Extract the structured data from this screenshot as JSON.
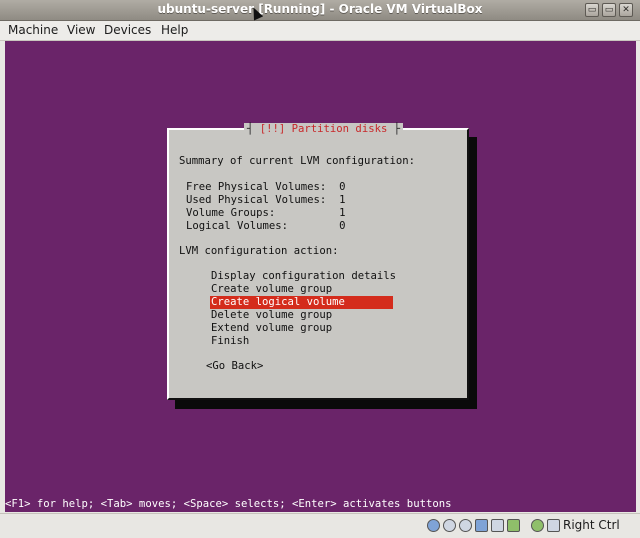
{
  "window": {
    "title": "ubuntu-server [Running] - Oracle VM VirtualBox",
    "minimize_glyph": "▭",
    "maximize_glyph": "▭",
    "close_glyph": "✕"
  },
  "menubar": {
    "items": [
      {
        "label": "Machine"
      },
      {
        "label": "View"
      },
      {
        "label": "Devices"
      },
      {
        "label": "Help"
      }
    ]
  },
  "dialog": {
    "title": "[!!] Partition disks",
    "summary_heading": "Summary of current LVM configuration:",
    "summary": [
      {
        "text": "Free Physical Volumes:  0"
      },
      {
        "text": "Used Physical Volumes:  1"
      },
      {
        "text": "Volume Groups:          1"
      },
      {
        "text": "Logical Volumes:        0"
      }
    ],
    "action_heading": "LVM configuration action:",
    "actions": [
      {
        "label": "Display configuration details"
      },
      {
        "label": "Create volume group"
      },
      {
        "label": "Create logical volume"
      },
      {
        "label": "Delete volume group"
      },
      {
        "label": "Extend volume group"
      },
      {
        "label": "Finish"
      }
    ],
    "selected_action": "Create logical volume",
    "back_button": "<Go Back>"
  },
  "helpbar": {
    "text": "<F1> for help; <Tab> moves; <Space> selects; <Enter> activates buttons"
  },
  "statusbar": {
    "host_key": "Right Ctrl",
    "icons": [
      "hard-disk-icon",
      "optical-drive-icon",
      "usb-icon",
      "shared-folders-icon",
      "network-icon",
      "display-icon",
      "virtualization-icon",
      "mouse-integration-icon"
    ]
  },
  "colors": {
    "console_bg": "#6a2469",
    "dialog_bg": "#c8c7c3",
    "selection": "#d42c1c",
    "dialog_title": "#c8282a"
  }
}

...

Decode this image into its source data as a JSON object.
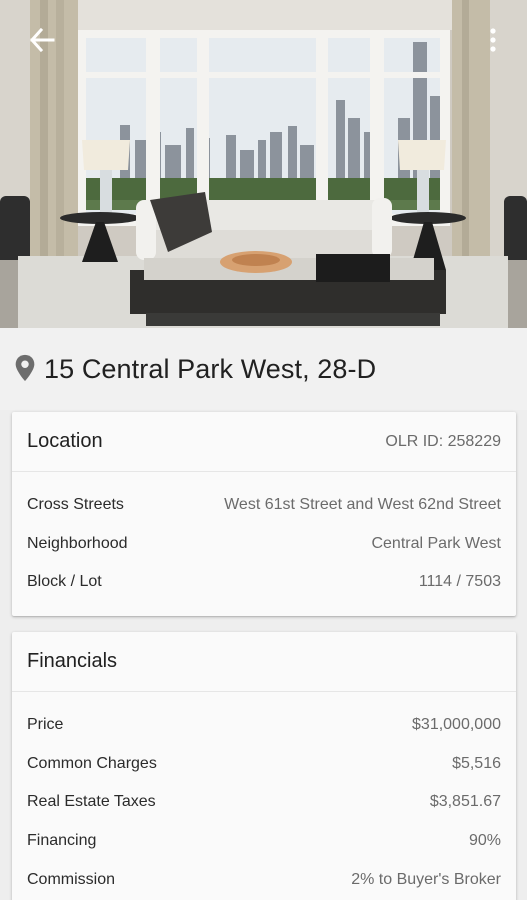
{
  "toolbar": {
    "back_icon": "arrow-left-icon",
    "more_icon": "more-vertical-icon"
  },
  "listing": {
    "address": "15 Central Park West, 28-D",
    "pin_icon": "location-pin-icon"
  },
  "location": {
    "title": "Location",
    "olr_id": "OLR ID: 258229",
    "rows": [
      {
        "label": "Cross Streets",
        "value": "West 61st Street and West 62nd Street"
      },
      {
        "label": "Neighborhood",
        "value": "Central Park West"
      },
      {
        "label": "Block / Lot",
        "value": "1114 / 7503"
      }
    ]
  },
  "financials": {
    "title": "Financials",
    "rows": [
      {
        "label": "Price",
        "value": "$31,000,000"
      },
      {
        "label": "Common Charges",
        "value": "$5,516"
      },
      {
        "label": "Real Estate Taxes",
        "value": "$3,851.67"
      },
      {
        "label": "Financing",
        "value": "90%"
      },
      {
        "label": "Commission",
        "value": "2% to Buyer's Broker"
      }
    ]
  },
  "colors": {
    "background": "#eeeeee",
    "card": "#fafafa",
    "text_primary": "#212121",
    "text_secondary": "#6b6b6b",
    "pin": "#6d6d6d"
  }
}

* * *

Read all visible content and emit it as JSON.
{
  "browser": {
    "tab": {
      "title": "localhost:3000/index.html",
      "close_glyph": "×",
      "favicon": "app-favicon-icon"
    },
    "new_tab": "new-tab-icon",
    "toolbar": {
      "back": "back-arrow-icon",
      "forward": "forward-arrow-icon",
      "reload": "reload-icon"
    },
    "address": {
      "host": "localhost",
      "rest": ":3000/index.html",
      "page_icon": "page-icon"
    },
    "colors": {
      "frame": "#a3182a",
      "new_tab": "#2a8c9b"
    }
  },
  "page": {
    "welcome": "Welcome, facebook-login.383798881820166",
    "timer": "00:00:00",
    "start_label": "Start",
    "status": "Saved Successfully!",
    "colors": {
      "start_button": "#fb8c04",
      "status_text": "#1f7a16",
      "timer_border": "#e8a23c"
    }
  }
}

- What to do: Identify the lines that contain the string "localhost", and copy every one of them.

- Response to the task:
      "title": "localhost:3000/index.html",
      "host": "localhost",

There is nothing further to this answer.